↓↓↓
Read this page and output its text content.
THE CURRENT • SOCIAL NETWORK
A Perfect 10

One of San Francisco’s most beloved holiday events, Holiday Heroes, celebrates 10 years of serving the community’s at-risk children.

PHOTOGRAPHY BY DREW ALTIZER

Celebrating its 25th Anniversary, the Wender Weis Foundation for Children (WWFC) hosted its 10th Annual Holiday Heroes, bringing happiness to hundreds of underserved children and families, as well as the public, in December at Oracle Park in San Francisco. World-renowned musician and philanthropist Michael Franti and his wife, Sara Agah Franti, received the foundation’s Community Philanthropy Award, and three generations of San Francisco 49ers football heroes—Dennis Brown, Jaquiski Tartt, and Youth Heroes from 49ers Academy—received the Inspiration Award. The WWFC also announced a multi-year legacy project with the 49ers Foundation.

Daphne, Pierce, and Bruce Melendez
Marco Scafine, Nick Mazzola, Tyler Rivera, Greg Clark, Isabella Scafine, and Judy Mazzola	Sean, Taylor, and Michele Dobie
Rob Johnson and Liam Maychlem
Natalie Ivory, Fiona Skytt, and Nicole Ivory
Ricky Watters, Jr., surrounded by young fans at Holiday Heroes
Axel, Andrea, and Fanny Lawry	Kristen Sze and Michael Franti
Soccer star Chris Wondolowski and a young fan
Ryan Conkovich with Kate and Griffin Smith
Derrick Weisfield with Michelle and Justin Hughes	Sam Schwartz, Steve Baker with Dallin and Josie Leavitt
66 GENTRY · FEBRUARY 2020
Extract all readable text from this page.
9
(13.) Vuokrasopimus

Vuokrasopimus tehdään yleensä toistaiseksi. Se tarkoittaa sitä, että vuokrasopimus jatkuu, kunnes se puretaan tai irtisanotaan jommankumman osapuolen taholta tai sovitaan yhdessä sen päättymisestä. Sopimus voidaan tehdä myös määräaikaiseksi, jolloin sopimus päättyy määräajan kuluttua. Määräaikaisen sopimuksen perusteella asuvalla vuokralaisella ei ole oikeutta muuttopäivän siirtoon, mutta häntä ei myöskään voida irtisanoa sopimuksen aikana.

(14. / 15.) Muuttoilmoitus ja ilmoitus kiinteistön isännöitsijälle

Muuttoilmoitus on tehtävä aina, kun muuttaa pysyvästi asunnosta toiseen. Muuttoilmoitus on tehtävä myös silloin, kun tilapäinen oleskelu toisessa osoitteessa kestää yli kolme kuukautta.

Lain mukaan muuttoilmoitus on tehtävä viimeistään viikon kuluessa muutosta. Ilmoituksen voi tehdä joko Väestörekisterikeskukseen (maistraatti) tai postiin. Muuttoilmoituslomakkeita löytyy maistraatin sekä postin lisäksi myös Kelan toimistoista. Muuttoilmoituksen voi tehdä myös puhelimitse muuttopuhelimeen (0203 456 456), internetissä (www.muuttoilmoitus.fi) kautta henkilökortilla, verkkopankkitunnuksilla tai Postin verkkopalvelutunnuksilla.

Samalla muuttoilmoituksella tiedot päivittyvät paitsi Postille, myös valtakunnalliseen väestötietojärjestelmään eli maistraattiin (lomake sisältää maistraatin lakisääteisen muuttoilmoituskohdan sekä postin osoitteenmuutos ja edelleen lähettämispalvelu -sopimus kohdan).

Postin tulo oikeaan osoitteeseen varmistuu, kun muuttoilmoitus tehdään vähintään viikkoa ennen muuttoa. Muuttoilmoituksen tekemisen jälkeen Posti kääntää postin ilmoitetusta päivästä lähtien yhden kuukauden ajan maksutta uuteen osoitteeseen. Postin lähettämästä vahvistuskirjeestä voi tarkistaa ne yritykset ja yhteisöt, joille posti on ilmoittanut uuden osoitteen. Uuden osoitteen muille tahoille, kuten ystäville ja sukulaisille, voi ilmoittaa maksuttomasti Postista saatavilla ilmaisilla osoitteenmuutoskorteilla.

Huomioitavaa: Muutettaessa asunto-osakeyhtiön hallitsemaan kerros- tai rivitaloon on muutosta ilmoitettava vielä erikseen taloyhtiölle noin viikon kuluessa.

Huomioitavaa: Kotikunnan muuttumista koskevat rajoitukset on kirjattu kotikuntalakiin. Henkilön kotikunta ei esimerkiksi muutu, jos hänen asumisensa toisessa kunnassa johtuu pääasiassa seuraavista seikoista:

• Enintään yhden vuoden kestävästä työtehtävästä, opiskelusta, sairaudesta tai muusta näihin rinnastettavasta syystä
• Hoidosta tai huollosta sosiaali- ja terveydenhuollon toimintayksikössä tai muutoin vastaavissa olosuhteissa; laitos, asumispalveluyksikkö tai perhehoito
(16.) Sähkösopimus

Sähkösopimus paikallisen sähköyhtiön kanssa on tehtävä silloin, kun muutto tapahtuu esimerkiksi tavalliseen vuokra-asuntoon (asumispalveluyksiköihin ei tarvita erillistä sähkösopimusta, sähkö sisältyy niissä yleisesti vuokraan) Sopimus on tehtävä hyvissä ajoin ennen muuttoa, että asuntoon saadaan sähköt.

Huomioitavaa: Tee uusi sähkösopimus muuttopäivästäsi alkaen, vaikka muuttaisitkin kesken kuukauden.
↑↑↑
> **EXERCISE DETAILS**
Repeat the material above in full, exactly as it stands.

> **TASK RESPONSE**
Read this page and output its text content.
THE CURRENT • SOCIAL NETWORK
A Perfect 10

One of San Francisco’s most beloved holiday events, Holiday Heroes, celebrates 10 years of serving the community’s at-risk children.

PHOTOGRAPHY BY DREW ALTIZER

Celebrating its 25th Anniversary, the Wender Weis Foundation for Children (WWFC) hosted its 10th Annual Holiday Heroes, bringing happiness to hundreds of underserved children and families, as well as the public, in December at Oracle Park in San Francisco. World-renowned musician and philanthropist Michael Franti and his wife, Sara Agah Franti, received the foundation’s Community Philanthropy Award, and three generations of San Francisco 49ers football heroes—Dennis Brown, Jaquiski Tartt, and Youth Heroes from 49ers Academy—received the Inspiration Award. The WWFC also announced a multi-year legacy project with the 49ers Foundation.

Daphne, Pierce, and Bruce Melendez
Marco Scafine, Nick Mazzola, Tyler Rivera, Greg Clark, Isabella Scafine, and Judy Mazzola	Sean, Taylor, and Michele Dobie
Rob Johnson and Liam Maychlem
Natalie Ivory, Fiona Skytt, and Nicole Ivory
Ricky Watters, Jr., surrounded by young fans at Holiday Heroes
Axel, Andrea, and Fanny Lawry	Kristen Sze and Michael Franti
Soccer star Chris Wondolowski and a young fan
Ryan Conkovich with Kate and Griffin Smith
Derrick Weisfield with Michelle and Justin Hughes	Sam Schwartz, Steve Baker with Dallin and Josie Leavitt
66 GENTRY · FEBRUARY 2020
Extract all readable text from this page.
9
(13.) Vuokrasopimus

Vuokrasopimus tehdään yleensä toistaiseksi. Se tarkoittaa sitä, että vuokrasopimus jatkuu, kunnes se puretaan tai irtisanotaan jommankumman osapuolen taholta tai sovitaan yhdessä sen päättymisestä. Sopimus voidaan tehdä myös määräaikaiseksi, jolloin sopimus päättyy määräajan kuluttua. Määräaikaisen sopimuksen perusteella asuvalla vuokralaisella ei ole oikeutta muuttopäivän siirtoon, mutta häntä ei myöskään voida irtisanoa sopimuksen aikana.

(14. / 15.) Muuttoilmoitus ja ilmoitus kiinteistön isännöitsijälle

Muuttoilmoitus on tehtävä aina, kun muuttaa pysyvästi asunnosta toiseen. Muuttoilmoitus on tehtävä myös silloin, kun tilapäinen oleskelu toisessa osoitteessa kestää yli kolme kuukautta.

Lain mukaan muuttoilmoitus on tehtävä viimeistään viikon kuluessa muutosta. Ilmoituksen voi tehdä joko Väestörekisterikeskukseen (maistraatti) tai postiin. Muuttoilmoituslomakkeita löytyy maistraatin sekä postin lisäksi myös Kelan toimistoista. Muuttoilmoituksen voi tehdä myös puhelimitse muuttopuhelimeen (0203 456 456), internetissä (www.muuttoilmoitus.fi) kautta henkilökortilla, verkkopankkitunnuksilla tai Postin verkkopalvelutunnuksilla.

Samalla muuttoilmoituksella tiedot päivittyvät paitsi Postille, myös valtakunnalliseen väestötietojärjestelmään eli maistraattiin (lomake sisältää maistraatin lakisääteisen muuttoilmoituskohdan sekä postin osoitteenmuutos ja edelleen lähettämispalvelu -sopimus kohdan).

Postin tulo oikeaan osoitteeseen varmistuu, kun muuttoilmoitus tehdään vähintään viikkoa ennen muuttoa. Muuttoilmoituksen tekemisen jälkeen Posti kääntää postin ilmoitetusta päivästä lähtien yhden kuukauden ajan maksutta uuteen osoitteeseen. Postin lähettämästä vahvistuskirjeestä voi tarkistaa ne yritykset ja yhteisöt, joille posti on ilmoittanut uuden osoitteen. Uuden osoitteen muille tahoille, kuten ystäville ja sukulaisille, voi ilmoittaa maksuttomasti Postista saatavilla ilmaisilla osoitteenmuutoskorteilla.

Huomioitavaa: Muutettaessa asunto-osakeyhtiön hallitsemaan kerros- tai rivitaloon on muutosta ilmoitettava vielä erikseen taloyhtiölle noin viikon kuluessa.

Huomioitavaa: Kotikunnan muuttumista koskevat rajoitukset on kirjattu kotikuntalakiin. Henkilön kotikunta ei esimerkiksi muutu, jos hänen asumisensa toisessa kunnassa johtuu pääasiassa seuraavista seikoista:

• Enintään yhden vuoden kestävästä työtehtävästä, opiskelusta, sairaudesta tai muusta näihin rinnastettavasta syystä
• Hoidosta tai huollosta sosiaali- ja terveydenhuollon toimintayksikössä tai muutoin vastaavissa olosuhteissa; laitos, asumispalveluyksikkö tai perhehoito
(16.) Sähkösopimus

Sähkösopimus paikallisen sähköyhtiön kanssa on tehtävä silloin, kun muutto tapahtuu esimerkiksi tavalliseen vuokra-asuntoon (asumispalveluyksiköihin ei tarvita erillistä sähkösopimusta, sähkö sisältyy niissä yleisesti vuokraan) Sopimus on tehtävä hyvissä ajoin ennen muuttoa, että asuntoon saadaan sähköt.

Huomioitavaa: Tee uusi sähkösopimus muuttopäivästäsi alkaen, vaikka muuttaisitkin kesken kuukauden.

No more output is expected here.